Neurobiology of wild and hatchery-reared Atlantic salmon: How nurture drives neuroplasticity

Abstract

Life experiences in the rearing environment shape the neural and behavioral plasticity of animals. In fish stocking practices, the hatchery environment is relatively stimulusdeprived and does not optimally prepare fish for release into the wild. While the behavioral differences between wild and hatchery-reared fish have been examined to some extent, few studies have compared neurobiological characteristics between wild and hatchery-reared individuals. Here, we compare the expression of immediate early gene cfos and neuroplasticity marker brain-derived neurotrophic factor (bdnf) in telencephalic subregions associated with processing of stimuli in wild and hatcheryreared Atlantic salmon at basal and 30 min post (acute) stress conditions. Using in situ hybridization, we found that the expression level of these markers is highly specific per neuronal region and affected by both the origin of the fish, and exposure to acute stress. Expression of cfos was increased by stress in all brain regions and cfos was more highly expressed in the Dlv (functional equivalent to the mammalian hippocampus) of hatcheryreared compared to wild fish. Expression of bdnf was higher overall in hatchery fish, while acute stress upregulated bdnf in the Dm (functional equivalent to the mammalian amygdala) of wild, but not hatchery individuals. Our findings demonstrate that the hatchery environment affects neuroplasticity and neural activation in brain regions that are important for learning processes and stress reactivity, providing a neuronal foundation for the behavioral differences observed between wild and hatchery-reared fish.

━━━━━━━━━━━━━━━━━━━━

▶ _What the exercise asks_: According to the salmon abstract, in which brain region did acute stress upregulate bdnf in wild fish but not in hatchery fish?

▶ _Supplied records_:
━━━━━━━━━━━━━━━━━━━━

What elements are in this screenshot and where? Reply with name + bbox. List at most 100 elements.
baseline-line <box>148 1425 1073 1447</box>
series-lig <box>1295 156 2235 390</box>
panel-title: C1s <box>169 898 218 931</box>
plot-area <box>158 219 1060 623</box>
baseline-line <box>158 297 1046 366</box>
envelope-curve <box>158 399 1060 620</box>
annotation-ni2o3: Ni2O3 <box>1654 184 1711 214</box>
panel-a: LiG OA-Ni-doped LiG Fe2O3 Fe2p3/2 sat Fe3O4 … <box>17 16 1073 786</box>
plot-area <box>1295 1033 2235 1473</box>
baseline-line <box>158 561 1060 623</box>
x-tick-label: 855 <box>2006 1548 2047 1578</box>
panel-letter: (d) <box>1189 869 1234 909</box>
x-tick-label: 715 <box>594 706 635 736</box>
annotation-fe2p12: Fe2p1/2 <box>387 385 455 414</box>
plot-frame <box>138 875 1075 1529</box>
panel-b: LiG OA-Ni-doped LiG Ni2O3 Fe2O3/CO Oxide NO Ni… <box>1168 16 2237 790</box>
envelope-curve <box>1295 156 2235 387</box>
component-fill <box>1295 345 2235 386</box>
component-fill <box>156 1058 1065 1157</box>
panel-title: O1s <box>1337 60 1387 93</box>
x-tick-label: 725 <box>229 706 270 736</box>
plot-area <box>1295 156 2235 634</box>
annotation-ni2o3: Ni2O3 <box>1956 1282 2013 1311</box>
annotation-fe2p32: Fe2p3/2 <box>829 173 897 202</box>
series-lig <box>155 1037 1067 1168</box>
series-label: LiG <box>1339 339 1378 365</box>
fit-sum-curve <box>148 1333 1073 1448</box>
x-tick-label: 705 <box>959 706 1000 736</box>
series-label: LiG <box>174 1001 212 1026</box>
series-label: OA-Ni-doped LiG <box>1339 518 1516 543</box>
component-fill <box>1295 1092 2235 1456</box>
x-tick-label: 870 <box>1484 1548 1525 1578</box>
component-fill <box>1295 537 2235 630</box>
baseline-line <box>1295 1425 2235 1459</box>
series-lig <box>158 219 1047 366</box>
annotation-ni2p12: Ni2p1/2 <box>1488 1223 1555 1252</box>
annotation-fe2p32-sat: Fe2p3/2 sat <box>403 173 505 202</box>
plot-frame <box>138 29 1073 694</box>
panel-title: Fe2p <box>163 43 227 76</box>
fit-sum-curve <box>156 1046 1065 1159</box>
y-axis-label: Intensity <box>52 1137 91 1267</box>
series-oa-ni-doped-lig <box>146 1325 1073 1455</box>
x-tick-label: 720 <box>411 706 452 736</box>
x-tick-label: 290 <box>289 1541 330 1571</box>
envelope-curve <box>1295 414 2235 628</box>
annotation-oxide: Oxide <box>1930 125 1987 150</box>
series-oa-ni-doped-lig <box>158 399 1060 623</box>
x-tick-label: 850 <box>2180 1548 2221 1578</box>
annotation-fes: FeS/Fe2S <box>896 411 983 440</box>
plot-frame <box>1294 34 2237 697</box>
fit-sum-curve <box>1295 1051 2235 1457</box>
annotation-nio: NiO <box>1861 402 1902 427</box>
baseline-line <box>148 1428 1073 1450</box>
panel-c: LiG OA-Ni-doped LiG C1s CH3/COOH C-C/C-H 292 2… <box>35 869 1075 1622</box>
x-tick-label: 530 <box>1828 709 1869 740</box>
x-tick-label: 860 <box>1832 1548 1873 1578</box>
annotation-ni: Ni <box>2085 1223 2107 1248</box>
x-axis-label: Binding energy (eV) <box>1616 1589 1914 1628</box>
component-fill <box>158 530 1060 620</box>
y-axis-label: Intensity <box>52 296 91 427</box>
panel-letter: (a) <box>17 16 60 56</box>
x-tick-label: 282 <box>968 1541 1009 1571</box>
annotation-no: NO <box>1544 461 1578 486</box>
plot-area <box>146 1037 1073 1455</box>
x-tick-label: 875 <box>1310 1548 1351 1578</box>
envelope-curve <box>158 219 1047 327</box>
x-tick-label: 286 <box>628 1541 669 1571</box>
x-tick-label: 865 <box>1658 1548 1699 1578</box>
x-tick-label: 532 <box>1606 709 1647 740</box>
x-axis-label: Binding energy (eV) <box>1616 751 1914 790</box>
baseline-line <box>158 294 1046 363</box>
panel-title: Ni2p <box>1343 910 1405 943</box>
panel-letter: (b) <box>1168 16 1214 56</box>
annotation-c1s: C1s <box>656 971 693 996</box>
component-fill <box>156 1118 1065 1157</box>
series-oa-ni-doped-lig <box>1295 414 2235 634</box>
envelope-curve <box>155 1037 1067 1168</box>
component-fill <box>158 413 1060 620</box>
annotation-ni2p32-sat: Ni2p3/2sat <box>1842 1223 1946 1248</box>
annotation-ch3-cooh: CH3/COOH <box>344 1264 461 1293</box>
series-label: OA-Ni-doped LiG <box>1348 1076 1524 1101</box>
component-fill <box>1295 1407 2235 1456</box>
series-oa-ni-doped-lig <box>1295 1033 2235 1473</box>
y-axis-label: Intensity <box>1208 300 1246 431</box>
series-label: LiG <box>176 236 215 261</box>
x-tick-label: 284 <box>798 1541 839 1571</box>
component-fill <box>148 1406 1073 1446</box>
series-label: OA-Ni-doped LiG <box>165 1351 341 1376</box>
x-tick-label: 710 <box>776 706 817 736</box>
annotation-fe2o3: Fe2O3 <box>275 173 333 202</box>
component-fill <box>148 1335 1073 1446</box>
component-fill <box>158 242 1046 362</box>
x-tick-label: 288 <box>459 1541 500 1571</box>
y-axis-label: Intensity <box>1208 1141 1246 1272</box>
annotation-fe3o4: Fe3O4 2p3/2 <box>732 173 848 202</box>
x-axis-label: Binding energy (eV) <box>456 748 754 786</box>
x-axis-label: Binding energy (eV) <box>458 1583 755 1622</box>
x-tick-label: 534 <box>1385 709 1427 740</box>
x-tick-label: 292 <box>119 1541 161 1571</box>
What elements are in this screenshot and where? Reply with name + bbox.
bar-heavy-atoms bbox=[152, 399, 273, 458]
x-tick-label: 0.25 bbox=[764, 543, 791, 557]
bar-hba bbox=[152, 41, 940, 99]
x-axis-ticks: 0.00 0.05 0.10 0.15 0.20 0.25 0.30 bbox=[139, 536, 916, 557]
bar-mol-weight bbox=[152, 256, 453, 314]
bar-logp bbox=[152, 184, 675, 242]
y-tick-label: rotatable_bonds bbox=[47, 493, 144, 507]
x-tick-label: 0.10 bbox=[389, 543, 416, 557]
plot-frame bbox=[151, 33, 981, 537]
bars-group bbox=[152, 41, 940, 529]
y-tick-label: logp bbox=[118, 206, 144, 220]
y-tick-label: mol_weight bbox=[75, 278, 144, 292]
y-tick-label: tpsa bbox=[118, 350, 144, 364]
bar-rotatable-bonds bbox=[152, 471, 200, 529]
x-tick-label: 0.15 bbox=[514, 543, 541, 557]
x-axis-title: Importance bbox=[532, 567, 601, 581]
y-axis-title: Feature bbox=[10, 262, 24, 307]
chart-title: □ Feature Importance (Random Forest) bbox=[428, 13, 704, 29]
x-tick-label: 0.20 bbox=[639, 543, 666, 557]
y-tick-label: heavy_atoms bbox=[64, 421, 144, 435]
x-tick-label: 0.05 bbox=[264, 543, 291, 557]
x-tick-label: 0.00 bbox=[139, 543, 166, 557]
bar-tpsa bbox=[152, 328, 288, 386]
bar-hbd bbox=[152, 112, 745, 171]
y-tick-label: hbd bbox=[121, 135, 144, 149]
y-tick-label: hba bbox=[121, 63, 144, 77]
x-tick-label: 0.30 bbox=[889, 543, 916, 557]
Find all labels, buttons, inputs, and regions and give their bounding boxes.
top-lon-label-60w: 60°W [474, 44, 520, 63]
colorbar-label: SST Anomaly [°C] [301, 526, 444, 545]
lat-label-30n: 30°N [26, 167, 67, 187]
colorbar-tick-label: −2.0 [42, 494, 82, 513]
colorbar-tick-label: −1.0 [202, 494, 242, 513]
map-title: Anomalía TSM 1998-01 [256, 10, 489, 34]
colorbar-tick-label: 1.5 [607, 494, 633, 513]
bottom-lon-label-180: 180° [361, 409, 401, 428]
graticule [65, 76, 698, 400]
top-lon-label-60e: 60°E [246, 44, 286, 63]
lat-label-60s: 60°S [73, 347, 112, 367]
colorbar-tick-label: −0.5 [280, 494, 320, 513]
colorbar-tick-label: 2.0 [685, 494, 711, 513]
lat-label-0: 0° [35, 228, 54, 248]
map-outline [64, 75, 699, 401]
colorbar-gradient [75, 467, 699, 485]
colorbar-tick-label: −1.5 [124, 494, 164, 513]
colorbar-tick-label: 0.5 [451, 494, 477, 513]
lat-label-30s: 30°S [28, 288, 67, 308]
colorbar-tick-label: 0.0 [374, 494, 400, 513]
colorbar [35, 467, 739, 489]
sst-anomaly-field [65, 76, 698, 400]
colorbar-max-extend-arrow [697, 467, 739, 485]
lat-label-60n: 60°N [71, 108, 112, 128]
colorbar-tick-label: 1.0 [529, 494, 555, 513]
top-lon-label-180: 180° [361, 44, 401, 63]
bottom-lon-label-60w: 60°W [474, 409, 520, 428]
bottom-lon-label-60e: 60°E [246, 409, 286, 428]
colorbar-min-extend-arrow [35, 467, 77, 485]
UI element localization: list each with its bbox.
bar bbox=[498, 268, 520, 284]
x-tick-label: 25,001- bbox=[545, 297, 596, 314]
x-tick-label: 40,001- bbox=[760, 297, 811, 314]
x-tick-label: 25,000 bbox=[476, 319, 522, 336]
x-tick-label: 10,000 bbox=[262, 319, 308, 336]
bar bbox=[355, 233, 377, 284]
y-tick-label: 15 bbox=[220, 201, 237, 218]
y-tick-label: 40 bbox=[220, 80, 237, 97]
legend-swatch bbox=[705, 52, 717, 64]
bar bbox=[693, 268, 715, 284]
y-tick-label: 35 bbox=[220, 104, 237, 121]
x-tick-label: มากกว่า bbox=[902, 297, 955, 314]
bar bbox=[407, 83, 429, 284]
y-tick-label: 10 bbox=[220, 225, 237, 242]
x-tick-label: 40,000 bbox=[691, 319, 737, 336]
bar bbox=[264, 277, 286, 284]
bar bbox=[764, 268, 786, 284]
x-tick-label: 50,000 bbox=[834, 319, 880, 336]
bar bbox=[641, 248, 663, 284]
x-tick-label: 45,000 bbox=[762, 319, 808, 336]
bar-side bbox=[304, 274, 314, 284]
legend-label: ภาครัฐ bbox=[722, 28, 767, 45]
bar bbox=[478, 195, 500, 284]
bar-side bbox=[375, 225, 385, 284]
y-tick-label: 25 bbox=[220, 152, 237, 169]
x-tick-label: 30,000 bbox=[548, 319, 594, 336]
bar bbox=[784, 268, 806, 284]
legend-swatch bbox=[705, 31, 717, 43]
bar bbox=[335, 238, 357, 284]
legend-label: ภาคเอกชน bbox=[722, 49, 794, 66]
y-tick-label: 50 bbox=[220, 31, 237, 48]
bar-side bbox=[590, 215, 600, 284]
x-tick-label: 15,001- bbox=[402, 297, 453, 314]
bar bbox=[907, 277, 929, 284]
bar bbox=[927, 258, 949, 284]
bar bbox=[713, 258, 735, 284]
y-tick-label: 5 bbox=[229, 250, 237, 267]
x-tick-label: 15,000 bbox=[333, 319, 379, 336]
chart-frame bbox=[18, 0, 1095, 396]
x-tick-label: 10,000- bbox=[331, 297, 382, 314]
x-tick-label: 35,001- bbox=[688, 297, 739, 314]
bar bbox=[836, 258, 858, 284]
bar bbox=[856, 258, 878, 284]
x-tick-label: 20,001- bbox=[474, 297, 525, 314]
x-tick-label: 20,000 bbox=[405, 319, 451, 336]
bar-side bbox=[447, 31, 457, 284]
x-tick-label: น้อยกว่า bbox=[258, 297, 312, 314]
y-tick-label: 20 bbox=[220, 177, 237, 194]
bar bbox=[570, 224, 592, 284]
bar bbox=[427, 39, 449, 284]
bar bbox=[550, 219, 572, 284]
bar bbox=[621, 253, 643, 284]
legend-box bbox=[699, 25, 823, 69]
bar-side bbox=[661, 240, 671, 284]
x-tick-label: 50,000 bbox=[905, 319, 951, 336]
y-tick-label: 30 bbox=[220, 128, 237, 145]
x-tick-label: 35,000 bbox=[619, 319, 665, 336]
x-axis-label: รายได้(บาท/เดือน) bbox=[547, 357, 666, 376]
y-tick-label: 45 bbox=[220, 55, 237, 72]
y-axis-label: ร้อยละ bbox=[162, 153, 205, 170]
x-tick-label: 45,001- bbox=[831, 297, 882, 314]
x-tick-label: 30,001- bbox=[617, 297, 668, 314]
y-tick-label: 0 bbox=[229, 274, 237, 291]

━━━━━━━━━━━━━━━━━━━━

▶ _Response for this exercise_: The Dm, the functional equivalent of the mammalian amygdala.